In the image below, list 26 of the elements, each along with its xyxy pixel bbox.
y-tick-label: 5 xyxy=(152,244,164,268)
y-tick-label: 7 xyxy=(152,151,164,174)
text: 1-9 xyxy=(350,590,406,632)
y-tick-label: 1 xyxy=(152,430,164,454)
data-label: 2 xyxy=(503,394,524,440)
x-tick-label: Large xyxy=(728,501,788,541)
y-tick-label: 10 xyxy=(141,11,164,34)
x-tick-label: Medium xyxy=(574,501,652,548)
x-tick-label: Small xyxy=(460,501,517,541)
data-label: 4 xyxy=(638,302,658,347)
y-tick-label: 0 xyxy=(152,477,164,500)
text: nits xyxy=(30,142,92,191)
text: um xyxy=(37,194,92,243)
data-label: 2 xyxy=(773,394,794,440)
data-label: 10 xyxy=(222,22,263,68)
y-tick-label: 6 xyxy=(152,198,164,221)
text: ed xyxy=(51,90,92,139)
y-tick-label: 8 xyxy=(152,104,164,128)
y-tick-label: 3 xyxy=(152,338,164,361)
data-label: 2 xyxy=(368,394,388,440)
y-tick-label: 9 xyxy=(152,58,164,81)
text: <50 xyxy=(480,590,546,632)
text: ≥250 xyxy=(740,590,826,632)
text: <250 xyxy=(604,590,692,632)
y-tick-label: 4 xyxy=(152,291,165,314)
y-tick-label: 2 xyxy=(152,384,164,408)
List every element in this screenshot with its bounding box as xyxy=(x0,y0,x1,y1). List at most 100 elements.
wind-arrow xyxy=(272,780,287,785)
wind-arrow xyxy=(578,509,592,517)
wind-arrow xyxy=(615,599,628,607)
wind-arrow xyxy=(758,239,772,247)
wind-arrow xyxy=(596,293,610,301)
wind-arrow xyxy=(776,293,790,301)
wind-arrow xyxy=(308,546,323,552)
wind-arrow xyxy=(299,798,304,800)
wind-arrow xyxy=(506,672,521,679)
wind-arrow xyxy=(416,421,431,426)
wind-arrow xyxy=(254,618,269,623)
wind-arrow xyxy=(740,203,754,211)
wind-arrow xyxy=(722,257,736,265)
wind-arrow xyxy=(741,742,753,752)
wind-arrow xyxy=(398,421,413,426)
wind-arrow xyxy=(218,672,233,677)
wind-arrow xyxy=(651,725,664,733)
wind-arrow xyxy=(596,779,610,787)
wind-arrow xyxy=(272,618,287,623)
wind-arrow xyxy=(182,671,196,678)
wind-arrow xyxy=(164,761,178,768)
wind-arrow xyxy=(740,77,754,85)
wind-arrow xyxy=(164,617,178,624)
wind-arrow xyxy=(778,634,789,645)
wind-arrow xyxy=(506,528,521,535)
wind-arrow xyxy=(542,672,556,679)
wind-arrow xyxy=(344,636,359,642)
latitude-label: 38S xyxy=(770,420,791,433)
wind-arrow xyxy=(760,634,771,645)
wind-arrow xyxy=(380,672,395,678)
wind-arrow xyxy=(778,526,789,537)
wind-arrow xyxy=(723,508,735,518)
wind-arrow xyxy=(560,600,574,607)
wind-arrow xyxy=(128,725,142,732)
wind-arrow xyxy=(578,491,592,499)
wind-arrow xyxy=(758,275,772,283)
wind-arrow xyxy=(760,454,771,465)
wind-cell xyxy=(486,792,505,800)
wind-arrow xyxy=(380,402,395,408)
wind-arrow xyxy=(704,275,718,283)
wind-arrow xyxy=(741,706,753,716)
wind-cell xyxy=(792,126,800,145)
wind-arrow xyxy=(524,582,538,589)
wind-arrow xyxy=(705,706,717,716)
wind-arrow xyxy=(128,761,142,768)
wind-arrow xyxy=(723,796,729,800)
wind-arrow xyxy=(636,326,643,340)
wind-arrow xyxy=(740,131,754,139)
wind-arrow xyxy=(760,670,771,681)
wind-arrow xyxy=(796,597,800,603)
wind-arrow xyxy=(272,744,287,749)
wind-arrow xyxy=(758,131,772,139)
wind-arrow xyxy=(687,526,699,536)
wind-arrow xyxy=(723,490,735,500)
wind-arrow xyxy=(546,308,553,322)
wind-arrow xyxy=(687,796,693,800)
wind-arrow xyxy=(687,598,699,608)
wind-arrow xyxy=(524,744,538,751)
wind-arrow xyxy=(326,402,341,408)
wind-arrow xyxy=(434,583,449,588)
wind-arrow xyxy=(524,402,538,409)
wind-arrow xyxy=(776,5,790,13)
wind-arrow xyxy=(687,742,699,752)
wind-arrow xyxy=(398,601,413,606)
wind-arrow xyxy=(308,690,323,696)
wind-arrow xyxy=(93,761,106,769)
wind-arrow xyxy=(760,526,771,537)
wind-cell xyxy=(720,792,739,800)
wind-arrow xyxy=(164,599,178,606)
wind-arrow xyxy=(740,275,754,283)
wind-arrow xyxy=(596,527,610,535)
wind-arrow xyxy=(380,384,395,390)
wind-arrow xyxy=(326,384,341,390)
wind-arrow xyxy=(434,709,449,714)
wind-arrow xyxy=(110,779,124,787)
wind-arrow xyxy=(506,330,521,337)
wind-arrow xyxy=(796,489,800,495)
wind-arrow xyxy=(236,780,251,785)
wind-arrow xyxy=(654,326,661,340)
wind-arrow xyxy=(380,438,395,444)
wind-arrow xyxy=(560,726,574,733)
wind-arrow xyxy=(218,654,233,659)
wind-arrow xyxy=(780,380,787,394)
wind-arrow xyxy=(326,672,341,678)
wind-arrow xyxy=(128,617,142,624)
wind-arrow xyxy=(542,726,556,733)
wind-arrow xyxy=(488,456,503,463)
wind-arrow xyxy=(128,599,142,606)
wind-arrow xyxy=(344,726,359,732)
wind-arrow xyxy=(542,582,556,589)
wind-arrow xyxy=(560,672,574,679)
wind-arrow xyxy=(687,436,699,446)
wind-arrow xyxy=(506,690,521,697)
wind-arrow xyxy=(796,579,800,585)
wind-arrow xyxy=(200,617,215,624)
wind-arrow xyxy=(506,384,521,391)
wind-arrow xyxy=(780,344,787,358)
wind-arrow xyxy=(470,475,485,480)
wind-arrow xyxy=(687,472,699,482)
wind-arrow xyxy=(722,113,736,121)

____

## [PROBLEM REQUIREMENTS]
Can you give everything from the start of the records above down to the line containing "data-label: 2 xyxy=(503,394,524,440)", both ends included, as a Markdown table with the columns Row and Entry, numbering each line and leaving out blank lines?

## [FINISHED EXERCISE]
| Row | Entry |
|---|---|
| 1 | In the image below, list 26 of the elements, each along with its xyxy pixel bbox. |
| 2 | y-tick-label: 5 xyxy=(152,244,164,268) |
| 3 | y-tick-label: 7 xyxy=(152,151,164,174) |
| 4 | text: 1-9 xyxy=(350,590,406,632) |
| 5 | y-tick-label: 1 xyxy=(152,430,164,454) |
| 6 | data-label: 2 xyxy=(503,394,524,440) |